DIRECTION
Scan the material below for the string "этом", and copy every line where it shows up.

(Data entries)
--- begin ---

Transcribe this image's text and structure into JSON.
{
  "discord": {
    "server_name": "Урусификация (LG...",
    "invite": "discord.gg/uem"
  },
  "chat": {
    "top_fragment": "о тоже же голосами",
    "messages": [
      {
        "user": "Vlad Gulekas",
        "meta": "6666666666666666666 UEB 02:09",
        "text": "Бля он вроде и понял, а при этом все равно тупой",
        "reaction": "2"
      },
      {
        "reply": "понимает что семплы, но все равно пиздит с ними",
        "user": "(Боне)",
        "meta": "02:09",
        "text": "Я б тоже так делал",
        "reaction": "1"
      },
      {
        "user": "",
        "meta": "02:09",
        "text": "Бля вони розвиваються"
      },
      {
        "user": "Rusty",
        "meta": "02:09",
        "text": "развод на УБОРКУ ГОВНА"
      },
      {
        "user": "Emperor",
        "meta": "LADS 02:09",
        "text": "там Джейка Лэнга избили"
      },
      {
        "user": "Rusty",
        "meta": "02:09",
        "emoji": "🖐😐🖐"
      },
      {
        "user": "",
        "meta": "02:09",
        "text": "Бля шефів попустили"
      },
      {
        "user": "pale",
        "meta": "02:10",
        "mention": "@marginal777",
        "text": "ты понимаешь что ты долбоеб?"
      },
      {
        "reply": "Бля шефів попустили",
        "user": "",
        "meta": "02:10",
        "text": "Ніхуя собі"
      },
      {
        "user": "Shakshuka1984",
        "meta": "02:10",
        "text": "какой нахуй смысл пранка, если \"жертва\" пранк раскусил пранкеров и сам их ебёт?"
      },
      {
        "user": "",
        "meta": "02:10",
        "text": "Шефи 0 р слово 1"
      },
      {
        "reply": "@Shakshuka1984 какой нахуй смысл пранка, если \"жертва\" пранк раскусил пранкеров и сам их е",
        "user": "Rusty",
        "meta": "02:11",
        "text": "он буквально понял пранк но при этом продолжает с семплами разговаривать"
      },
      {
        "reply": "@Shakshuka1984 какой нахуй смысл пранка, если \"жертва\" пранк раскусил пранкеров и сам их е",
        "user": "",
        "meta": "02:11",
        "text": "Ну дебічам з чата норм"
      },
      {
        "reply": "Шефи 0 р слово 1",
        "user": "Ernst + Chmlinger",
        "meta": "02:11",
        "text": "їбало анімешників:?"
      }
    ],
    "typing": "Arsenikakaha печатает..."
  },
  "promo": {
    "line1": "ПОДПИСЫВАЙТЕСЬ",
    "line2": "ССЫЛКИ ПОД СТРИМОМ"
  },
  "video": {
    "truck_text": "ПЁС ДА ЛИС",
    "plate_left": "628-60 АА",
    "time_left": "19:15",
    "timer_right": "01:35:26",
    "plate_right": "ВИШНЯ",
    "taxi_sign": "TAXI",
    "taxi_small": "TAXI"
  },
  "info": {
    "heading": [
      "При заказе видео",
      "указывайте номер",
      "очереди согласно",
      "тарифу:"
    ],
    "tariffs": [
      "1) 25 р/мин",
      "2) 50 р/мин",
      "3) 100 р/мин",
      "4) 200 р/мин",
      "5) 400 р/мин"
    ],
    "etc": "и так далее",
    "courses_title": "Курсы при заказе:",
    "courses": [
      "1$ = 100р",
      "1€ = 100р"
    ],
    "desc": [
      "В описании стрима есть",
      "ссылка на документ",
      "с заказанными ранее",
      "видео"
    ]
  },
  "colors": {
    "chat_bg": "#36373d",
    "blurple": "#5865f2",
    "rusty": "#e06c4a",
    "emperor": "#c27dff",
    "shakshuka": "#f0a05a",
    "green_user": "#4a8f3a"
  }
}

--- end ---

COMPLETE OUTPUT
        "text": "Бля он вроде и понял, а при этом все равно тупой",
        "text": "он буквально понял пранк но при этом продолжает с семплами разговаривать"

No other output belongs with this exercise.